▸ EXERCISE
The entries follow. Print each one exactly.

_ _ _

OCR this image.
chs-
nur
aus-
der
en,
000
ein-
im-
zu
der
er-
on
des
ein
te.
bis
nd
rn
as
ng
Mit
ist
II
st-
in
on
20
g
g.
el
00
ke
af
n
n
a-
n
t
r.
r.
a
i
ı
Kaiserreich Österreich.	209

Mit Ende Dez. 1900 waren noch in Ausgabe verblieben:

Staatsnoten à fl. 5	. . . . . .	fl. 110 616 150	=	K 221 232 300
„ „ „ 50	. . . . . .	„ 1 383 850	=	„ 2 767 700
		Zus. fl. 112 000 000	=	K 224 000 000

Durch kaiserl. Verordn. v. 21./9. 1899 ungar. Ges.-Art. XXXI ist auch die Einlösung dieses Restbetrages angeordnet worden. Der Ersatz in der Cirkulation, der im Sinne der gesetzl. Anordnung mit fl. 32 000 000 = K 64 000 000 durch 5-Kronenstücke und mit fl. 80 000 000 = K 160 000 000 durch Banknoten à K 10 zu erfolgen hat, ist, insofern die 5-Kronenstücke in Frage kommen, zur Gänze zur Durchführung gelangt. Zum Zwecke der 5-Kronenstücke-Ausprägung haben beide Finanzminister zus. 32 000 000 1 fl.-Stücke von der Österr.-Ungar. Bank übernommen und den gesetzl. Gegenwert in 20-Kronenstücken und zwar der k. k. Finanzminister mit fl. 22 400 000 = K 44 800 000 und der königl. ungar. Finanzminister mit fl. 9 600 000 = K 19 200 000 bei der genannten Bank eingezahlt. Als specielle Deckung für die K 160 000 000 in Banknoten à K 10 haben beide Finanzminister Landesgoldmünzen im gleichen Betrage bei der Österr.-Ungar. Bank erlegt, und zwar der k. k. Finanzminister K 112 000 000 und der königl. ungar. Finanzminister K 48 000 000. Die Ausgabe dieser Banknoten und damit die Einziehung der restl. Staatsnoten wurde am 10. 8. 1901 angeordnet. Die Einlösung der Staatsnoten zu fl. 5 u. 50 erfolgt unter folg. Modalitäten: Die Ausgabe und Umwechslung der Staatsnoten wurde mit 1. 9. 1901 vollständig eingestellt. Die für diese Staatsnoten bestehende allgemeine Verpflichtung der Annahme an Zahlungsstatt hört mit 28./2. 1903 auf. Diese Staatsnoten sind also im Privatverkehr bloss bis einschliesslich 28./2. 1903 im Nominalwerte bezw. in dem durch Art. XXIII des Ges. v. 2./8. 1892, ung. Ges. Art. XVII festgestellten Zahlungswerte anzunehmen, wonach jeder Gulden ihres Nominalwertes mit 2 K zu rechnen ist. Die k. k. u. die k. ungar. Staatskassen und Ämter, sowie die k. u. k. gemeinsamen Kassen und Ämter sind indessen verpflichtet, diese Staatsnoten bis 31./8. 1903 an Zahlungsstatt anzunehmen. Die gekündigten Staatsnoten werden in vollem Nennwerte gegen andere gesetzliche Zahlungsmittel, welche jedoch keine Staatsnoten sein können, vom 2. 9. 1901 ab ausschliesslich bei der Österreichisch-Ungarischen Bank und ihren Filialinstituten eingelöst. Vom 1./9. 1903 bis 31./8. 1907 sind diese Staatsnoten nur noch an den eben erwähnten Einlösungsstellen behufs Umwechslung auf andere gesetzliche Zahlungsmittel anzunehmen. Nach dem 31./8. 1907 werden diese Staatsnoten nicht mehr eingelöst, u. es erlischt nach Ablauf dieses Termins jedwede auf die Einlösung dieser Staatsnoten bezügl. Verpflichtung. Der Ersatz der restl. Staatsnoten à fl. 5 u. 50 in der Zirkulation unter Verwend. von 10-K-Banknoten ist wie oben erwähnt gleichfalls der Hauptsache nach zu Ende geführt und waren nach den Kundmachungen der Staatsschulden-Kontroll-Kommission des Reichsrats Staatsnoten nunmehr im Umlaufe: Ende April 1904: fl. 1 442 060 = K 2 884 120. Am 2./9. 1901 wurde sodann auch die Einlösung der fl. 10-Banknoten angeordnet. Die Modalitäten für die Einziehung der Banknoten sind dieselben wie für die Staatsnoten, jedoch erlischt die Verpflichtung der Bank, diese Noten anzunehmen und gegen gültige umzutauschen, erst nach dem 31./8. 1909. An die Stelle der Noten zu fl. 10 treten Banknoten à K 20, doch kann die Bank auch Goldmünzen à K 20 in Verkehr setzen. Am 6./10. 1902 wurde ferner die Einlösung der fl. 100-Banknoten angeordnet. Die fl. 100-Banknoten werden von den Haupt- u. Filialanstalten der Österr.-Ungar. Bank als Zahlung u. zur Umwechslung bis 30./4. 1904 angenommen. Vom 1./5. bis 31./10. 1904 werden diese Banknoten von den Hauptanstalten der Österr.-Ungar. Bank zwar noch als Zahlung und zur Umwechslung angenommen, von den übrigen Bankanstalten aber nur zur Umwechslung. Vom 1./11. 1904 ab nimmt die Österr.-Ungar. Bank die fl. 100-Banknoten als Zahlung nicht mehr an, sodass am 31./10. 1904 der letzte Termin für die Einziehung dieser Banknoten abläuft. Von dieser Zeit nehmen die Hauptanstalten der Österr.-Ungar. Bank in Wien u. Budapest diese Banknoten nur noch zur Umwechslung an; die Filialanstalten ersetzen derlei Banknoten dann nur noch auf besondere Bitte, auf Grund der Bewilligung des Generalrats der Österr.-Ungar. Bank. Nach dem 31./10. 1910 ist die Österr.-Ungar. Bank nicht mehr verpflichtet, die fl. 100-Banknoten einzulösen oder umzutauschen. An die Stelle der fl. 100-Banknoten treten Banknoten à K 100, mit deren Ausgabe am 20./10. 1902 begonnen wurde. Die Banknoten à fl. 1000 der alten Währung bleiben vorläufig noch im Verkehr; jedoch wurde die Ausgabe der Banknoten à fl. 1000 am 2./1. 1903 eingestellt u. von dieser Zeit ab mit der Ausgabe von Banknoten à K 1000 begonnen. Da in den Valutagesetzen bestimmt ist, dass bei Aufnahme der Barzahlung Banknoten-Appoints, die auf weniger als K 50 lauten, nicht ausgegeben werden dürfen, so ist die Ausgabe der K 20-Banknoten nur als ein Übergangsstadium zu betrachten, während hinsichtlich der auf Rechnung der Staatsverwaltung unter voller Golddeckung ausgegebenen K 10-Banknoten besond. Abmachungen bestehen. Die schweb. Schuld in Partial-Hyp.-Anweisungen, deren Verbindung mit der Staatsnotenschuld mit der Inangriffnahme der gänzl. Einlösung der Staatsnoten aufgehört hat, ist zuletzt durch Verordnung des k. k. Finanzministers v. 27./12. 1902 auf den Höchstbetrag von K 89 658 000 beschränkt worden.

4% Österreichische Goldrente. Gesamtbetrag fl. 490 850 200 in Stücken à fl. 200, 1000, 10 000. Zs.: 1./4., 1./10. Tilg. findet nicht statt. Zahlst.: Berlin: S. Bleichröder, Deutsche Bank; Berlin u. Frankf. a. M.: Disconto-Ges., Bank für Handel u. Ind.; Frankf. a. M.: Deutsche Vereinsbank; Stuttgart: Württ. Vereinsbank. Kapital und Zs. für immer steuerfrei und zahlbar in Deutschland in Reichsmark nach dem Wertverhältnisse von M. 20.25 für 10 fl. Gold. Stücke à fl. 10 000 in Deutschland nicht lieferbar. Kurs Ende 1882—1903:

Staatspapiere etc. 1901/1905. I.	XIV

_ _ _

▸ EXERCISE SOLUTION
OCR this image.
chs-
nur
aus-
der
en,
000
ein-
im-
zu
der
er-
on
des
ein
te.
bis
nd
rn
as
ng
Mit
ist
II
st-
in
on
20
g
g.
el
00
ke
af
n
n
a-
n
t
r.
r.
a
i
ı
Kaiserreich Österreich.	209

Mit Ende Dez. 1900 waren noch in Ausgabe verblieben:

Staatsnoten à fl. 5	. . . . . .	fl. 110 616 150	=	K 221 232 300
„ „ „ 50	. . . . . .	„ 1 383 850	=	„ 2 767 700
		Zus. fl. 112 000 000	=	K 224 000 000

Durch kaiserl. Verordn. v. 21./9. 1899 ungar. Ges.-Art. XXXI ist auch die Einlösung dieses Restbetrages angeordnet worden. Der Ersatz in der Cirkulation, der im Sinne der gesetzl. Anordnung mit fl. 32 000 000 = K 64 000 000 durch 5-Kronenstücke und mit fl. 80 000 000 = K 160 000 000 durch Banknoten à K 10 zu erfolgen hat, ist, insofern die 5-Kronenstücke in Frage kommen, zur Gänze zur Durchführung gelangt. Zum Zwecke der 5-Kronenstücke-Ausprägung haben beide Finanzminister zus. 32 000 000 1 fl.-Stücke von der Österr.-Ungar. Bank übernommen und den gesetzl. Gegenwert in 20-Kronenstücken und zwar der k. k. Finanzminister mit fl. 22 400 000 = K 44 800 000 und der königl. ungar. Finanzminister mit fl. 9 600 000 = K 19 200 000 bei der genannten Bank eingezahlt. Als specielle Deckung für die K 160 000 000 in Banknoten à K 10 haben beide Finanzminister Landesgoldmünzen im gleichen Betrage bei der Österr.-Ungar. Bank erlegt, und zwar der k. k. Finanzminister K 112 000 000 und der königl. ungar. Finanzminister K 48 000 000. Die Ausgabe dieser Banknoten und damit die Einziehung der restl. Staatsnoten wurde am 10. 8. 1901 angeordnet. Die Einlösung der Staatsnoten zu fl. 5 u. 50 erfolgt unter folg. Modalitäten: Die Ausgabe und Umwechslung der Staatsnoten wurde mit 1. 9. 1901 vollständig eingestellt. Die für diese Staatsnoten bestehende allgemeine Verpflichtung der Annahme an Zahlungsstatt hört mit 28./2. 1903 auf. Diese Staatsnoten sind also im Privatverkehr bloss bis einschliesslich 28./2. 1903 im Nominalwerte bezw. in dem durch Art. XXIII des Ges. v. 2./8. 1892, ung. Ges. Art. XVII festgestellten Zahlungswerte anzunehmen, wonach jeder Gulden ihres Nominalwertes mit 2 K zu rechnen ist. Die k. k. u. die k. ungar. Staatskassen und Ämter, sowie die k. u. k. gemeinsamen Kassen und Ämter sind indessen verpflichtet, diese Staatsnoten bis 31./8. 1903 an Zahlungsstatt anzunehmen. Die gekündigten Staatsnoten werden in vollem Nennwerte gegen andere gesetzliche Zahlungsmittel, welche jedoch keine Staatsnoten sein können, vom 2. 9. 1901 ab ausschliesslich bei der Österreichisch-Ungarischen Bank und ihren Filialinstituten eingelöst. Vom 1./9. 1903 bis 31./8. 1907 sind diese Staatsnoten nur noch an den eben erwähnten Einlösungsstellen behufs Umwechslung auf andere gesetzliche Zahlungsmittel anzunehmen. Nach dem 31./8. 1907 werden diese Staatsnoten nicht mehr eingelöst, u. es erlischt nach Ablauf dieses Termins jedwede auf die Einlösung dieser Staatsnoten bezügl. Verpflichtung. Der Ersatz der restl. Staatsnoten à fl. 5 u. 50 in der Zirkulation unter Verwend. von 10-K-Banknoten ist wie oben erwähnt gleichfalls der Hauptsache nach zu Ende geführt und waren nach den Kundmachungen der Staatsschulden-Kontroll-Kommission des Reichsrats Staatsnoten nunmehr im Umlaufe: Ende April 1904: fl. 1 442 060 = K 2 884 120. Am 2./9. 1901 wurde sodann auch die Einlösung der fl. 10-Banknoten angeordnet. Die Modalitäten für die Einziehung der Banknoten sind dieselben wie für die Staatsnoten, jedoch erlischt die Verpflichtung der Bank, diese Noten anzunehmen und gegen gültige umzutauschen, erst nach dem 31./8. 1909. An die Stelle der Noten zu fl. 10 treten Banknoten à K 20, doch kann die Bank auch Goldmünzen à K 20 in Verkehr setzen. Am 6./10. 1902 wurde ferner die Einlösung der fl. 100-Banknoten angeordnet. Die fl. 100-Banknoten werden von den Haupt- u. Filialanstalten der Österr.-Ungar. Bank als Zahlung u. zur Umwechslung bis 30./4. 1904 angenommen. Vom 1./5. bis 31./10. 1904 werden diese Banknoten von den Hauptanstalten der Österr.-Ungar. Bank zwar noch als Zahlung und zur Umwechslung angenommen, von den übrigen Bankanstalten aber nur zur Umwechslung. Vom 1./11. 1904 ab nimmt die Österr.-Ungar. Bank die fl. 100-Banknoten als Zahlung nicht mehr an, sodass am 31./10. 1904 der letzte Termin für die Einziehung dieser Banknoten abläuft. Von dieser Zeit nehmen die Hauptanstalten der Österr.-Ungar. Bank in Wien u. Budapest diese Banknoten nur noch zur Umwechslung an; die Filialanstalten ersetzen derlei Banknoten dann nur noch auf besondere Bitte, auf Grund der Bewilligung des Generalrats der Österr.-Ungar. Bank. Nach dem 31./10. 1910 ist die Österr.-Ungar. Bank nicht mehr verpflichtet, die fl. 100-Banknoten einzulösen oder umzutauschen. An die Stelle der fl. 100-Banknoten treten Banknoten à K 100, mit deren Ausgabe am 20./10. 1902 begonnen wurde. Die Banknoten à fl. 1000 der alten Währung bleiben vorläufig noch im Verkehr; jedoch wurde die Ausgabe der Banknoten à fl. 1000 am 2./1. 1903 eingestellt u. von dieser Zeit ab mit der Ausgabe von Banknoten à K 1000 begonnen. Da in den Valutagesetzen bestimmt ist, dass bei Aufnahme der Barzahlung Banknoten-Appoints, die auf weniger als K 50 lauten, nicht ausgegeben werden dürfen, so ist die Ausgabe der K 20-Banknoten nur als ein Übergangsstadium zu betrachten, während hinsichtlich der auf Rechnung der Staatsverwaltung unter voller Golddeckung ausgegebenen K 10-Banknoten besond. Abmachungen bestehen. Die schweb. Schuld in Partial-Hyp.-Anweisungen, deren Verbindung mit der Staatsnotenschuld mit der Inangriffnahme der gänzl. Einlösung der Staatsnoten aufgehört hat, ist zuletzt durch Verordnung des k. k. Finanzministers v. 27./12. 1902 auf den Höchstbetrag von K 89 658 000 beschränkt worden.

4% Österreichische Goldrente. Gesamtbetrag fl. 490 850 200 in Stücken à fl. 200, 1000, 10 000. Zs.: 1./4., 1./10. Tilg. findet nicht statt. Zahlst.: Berlin: S. Bleichröder, Deutsche Bank; Berlin u. Frankf. a. M.: Disconto-Ges., Bank für Handel u. Ind.; Frankf. a. M.: Deutsche Vereinsbank; Stuttgart: Württ. Vereinsbank. Kapital und Zs. für immer steuerfrei und zahlbar in Deutschland in Reichsmark nach dem Wertverhältnisse von M. 20.25 für 10 fl. Gold. Stücke à fl. 10 000 in Deutschland nicht lieferbar. Kurs Ende 1882—1903:

Staatspapiere etc. 1901/1905. I.	XIV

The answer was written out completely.